## BEGIN

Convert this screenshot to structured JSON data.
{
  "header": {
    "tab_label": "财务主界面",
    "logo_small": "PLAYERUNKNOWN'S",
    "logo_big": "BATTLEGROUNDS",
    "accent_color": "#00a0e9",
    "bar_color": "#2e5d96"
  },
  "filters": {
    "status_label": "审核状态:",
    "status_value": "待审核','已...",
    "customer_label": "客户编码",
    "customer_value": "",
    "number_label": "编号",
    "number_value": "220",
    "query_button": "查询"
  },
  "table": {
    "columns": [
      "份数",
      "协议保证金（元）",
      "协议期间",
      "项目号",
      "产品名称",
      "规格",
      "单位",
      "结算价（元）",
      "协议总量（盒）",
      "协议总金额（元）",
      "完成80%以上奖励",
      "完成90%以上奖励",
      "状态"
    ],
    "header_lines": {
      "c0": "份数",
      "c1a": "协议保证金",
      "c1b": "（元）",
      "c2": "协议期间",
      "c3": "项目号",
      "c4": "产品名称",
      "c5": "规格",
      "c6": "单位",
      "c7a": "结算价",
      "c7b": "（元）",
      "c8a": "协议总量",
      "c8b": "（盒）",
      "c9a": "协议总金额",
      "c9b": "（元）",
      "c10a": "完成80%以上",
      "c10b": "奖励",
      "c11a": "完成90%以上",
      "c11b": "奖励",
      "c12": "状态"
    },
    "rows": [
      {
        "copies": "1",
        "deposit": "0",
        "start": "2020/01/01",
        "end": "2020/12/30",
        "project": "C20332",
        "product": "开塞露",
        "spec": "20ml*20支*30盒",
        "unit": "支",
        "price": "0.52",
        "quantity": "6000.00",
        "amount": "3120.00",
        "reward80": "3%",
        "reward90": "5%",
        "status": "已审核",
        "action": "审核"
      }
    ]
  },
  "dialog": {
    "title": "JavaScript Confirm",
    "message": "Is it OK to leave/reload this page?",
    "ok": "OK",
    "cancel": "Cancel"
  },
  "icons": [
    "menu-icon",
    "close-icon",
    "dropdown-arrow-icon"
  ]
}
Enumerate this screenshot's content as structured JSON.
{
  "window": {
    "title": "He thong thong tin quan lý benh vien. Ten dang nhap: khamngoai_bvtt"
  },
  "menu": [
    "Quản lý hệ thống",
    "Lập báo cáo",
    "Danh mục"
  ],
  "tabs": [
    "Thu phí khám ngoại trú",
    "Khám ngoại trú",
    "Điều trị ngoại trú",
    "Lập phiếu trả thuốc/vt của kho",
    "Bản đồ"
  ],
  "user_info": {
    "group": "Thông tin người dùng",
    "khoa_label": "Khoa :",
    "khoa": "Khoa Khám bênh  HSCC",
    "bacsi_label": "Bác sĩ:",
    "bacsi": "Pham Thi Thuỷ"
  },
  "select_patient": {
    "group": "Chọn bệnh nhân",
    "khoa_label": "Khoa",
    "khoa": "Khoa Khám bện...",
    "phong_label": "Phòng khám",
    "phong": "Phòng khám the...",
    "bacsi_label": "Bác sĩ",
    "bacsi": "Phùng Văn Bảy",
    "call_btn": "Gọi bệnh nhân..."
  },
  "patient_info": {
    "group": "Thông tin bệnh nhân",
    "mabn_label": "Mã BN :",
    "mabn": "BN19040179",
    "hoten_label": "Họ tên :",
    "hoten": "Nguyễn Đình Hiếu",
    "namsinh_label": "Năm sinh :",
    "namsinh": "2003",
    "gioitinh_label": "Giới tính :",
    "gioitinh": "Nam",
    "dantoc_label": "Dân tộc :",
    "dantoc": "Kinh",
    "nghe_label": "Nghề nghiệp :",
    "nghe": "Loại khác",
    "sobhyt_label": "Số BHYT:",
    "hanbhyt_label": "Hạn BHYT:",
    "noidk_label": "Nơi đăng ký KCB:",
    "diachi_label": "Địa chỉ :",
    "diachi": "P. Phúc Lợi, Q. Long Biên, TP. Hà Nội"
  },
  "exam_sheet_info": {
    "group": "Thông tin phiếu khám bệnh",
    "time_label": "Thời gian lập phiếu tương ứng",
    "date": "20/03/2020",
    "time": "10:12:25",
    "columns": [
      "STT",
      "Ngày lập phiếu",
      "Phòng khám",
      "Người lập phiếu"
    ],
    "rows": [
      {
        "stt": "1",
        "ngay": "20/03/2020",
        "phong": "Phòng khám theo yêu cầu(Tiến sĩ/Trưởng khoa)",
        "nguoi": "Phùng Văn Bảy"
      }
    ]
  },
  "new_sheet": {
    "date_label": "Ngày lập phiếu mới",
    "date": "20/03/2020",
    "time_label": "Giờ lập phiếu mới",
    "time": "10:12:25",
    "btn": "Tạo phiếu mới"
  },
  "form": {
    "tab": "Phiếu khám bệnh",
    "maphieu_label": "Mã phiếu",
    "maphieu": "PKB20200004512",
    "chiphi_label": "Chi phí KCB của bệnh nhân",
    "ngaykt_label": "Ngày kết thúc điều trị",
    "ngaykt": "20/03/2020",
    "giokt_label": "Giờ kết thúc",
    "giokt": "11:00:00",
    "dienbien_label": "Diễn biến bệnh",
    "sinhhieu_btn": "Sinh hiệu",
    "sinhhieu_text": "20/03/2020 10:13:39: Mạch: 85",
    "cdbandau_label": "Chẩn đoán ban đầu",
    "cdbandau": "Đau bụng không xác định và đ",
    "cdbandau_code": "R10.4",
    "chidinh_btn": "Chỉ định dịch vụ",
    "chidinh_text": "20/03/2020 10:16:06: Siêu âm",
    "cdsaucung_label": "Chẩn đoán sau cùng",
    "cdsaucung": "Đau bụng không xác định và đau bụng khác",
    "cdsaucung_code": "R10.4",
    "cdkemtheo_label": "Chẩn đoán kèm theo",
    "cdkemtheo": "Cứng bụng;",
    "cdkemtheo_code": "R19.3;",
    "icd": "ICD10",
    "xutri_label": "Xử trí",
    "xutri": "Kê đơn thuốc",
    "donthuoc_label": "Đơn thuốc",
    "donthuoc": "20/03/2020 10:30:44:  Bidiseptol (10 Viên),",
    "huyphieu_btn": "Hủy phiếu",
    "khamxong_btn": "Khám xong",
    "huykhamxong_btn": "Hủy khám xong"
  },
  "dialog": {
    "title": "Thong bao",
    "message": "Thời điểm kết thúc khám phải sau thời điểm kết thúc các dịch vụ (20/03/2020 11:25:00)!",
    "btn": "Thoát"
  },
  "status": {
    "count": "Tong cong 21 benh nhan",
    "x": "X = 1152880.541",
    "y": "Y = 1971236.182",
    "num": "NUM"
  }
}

## END

*CHALLENGE*.
Extract all the material, leaving every line as it is.

*CORRECT OUTPUT*.
Convert this screenshot to structured JSON data.
{
  "header": {
    "tab_label": "财务主界面",
    "logo_small": "PLAYERUNKNOWN'S",
    "logo_big": "BATTLEGROUNDS",
    "accent_color": "#00a0e9",
    "bar_color": "#2e5d96"
  },
  "filters": {
    "status_label": "审核状态:",
    "status_value": "待审核','已...",
    "customer_label": "客户编码",
    "customer_value": "",
    "number_label": "编号",
    "number_value": "220",
    "query_button": "查询"
  },
  "table": {
    "columns": [
      "份数",
      "协议保证金（元）",
      "协议期间",
      "项目号",
      "产品名称",
      "规格",
      "单位",
      "结算价（元）",
      "协议总量（盒）",
      "协议总金额（元）",
      "完成80%以上奖励",
      "完成90%以上奖励",
      "状态"
    ],
    "header_lines": {
      "c0": "份数",
      "c1a": "协议保证金",
      "c1b": "（元）",
      "c2": "协议期间",
      "c3": "项目号",
      "c4": "产品名称",
      "c5": "规格",
      "c6": "单位",
      "c7a": "结算价",
      "c7b": "（元）",
      "c8a": "协议总量",
      "c8b": "（盒）",
      "c9a": "协议总金额",
      "c9b": "（元）",
      "c10a": "完成80%以上",
      "c10b": "奖励",
      "c11a": "完成90%以上",
      "c11b": "奖励",
      "c12": "状态"
    },
    "rows": [
      {
        "copies": "1",
        "deposit": "0",
        "start": "2020/01/01",
        "end": "2020/12/30",
        "project": "C20332",
        "product": "开塞露",
        "spec": "20ml*20支*30盒",
        "unit": "支",
        "price": "0.52",
        "quantity": "6000.00",
        "amount": "3120.00",
        "reward80": "3%",
        "reward90": "5%",
        "status": "已审核",
        "action": "审核"
      }
    ]
  },
  "dialog": {
    "title": "JavaScript Confirm",
    "message": "Is it OK to leave/reload this page?",
    "ok": "OK",
    "cancel": "Cancel"
  },
  "icons": [
    "menu-icon",
    "close-icon",
    "dropdown-arrow-icon"
  ]
}
Enumerate this screenshot's content as structured JSON.
{
  "window": {
    "title": "He thong thong tin quan lý benh vien. Ten dang nhap: khamngoai_bvtt"
  },
  "menu": [
    "Quản lý hệ thống",
    "Lập báo cáo",
    "Danh mục"
  ],
  "tabs": [
    "Thu phí khám ngoại trú",
    "Khám ngoại trú",
    "Điều trị ngoại trú",
    "Lập phiếu trả thuốc/vt của kho",
    "Bản đồ"
  ],
  "user_info": {
    "group": "Thông tin người dùng",
    "khoa_label": "Khoa :",
    "khoa": "Khoa Khám bênh  HSCC",
    "bacsi_label": "Bác sĩ:",
    "bacsi": "Pham Thi Thuỷ"
  },
  "select_patient": {
    "group": "Chọn bệnh nhân",
    "khoa_label": "Khoa",
    "khoa": "Khoa Khám bện...",
    "phong_label": "Phòng khám",
    "phong": "Phòng khám the...",
    "bacsi_label": "Bác sĩ",
    "bacsi": "Phùng Văn Bảy",
    "call_btn": "Gọi bệnh nhân..."
  },
  "patient_info": {
    "group": "Thông tin bệnh nhân",
    "mabn_label": "Mã BN :",
    "mabn": "BN19040179",
    "hoten_label": "Họ tên :",
    "hoten": "Nguyễn Đình Hiếu",
    "namsinh_label": "Năm sinh :",
    "namsinh": "2003",
    "gioitinh_label": "Giới tính :",
    "gioitinh": "Nam",
    "dantoc_label": "Dân tộc :",
    "dantoc": "Kinh",
    "nghe_label": "Nghề nghiệp :",
    "nghe": "Loại khác",
    "sobhyt_label": "Số BHYT:",
    "hanbhyt_label": "Hạn BHYT:",
    "noidk_label": "Nơi đăng ký KCB:",
    "diachi_label": "Địa chỉ :",
    "diachi": "P. Phúc Lợi, Q. Long Biên, TP. Hà Nội"
  },
  "exam_sheet_info": {
    "group": "Thông tin phiếu khám bệnh",
    "time_label": "Thời gian lập phiếu tương ứng",
    "date": "20/03/2020",
    "time": "10:12:25",
    "columns": [
      "STT",
      "Ngày lập phiếu",
      "Phòng khám",
      "Người lập phiếu"
    ],
    "rows": [
      {
        "stt": "1",
        "ngay": "20/03/2020",
        "phong": "Phòng khám theo yêu cầu(Tiến sĩ/Trưởng khoa)",
        "nguoi": "Phùng Văn Bảy"
      }
    ]
  },
  "new_sheet": {
    "date_label": "Ngày lập phiếu mới",
    "date": "20/03/2020",
    "time_label": "Giờ lập phiếu mới",
    "time": "10:12:25",
    "btn": "Tạo phiếu mới"
  },
  "form": {
    "tab": "Phiếu khám bệnh",
    "maphieu_label": "Mã phiếu",
    "maphieu": "PKB20200004512",
    "chiphi_label": "Chi phí KCB của bệnh nhân",
    "ngaykt_label": "Ngày kết thúc điều trị",
    "ngaykt": "20/03/2020",
    "giokt_label": "Giờ kết thúc",
    "giokt": "11:00:00",
    "dienbien_label": "Diễn biến bệnh",
    "sinhhieu_btn": "Sinh hiệu",
    "sinhhieu_text": "20/03/2020 10:13:39: Mạch: 85",
    "cdbandau_label": "Chẩn đoán ban đầu",
    "cdbandau": "Đau bụng không xác định và đ",
    "cdbandau_code": "R10.4",
    "chidinh_btn": "Chỉ định dịch vụ",
    "chidinh_text": "20/03/2020 10:16:06: Siêu âm",
    "cdsaucung_label": "Chẩn đoán sau cùng",
    "cdsaucung": "Đau bụng không xác định và đau bụng khác",
    "cdsaucung_code": "R10.4",
    "cdkemtheo_label": "Chẩn đoán kèm theo",
    "cdkemtheo": "Cứng bụng;",
    "cdkemtheo_code": "R19.3;",
    "icd": "ICD10",
    "xutri_label": "Xử trí",
    "xutri": "Kê đơn thuốc",
    "donthuoc_label": "Đơn thuốc",
    "donthuoc": "20/03/2020 10:30:44:  Bidiseptol (10 Viên),",
    "huyphieu_btn": "Hủy phiếu",
    "khamxong_btn": "Khám xong",
    "huykhamxong_btn": "Hủy khám xong"
  },
  "dialog": {
    "title": "Thong bao",
    "message": "Thời điểm kết thúc khám phải sau thời điểm kết thúc các dịch vụ (20/03/2020 11:25:00)!",
    "btn": "Thoát"
  },
  "status": {
    "count": "Tong cong 21 benh nhan",
    "x": "X = 1152880.541",
    "y": "Y = 1971236.182",
    "num": "NUM"
  }
}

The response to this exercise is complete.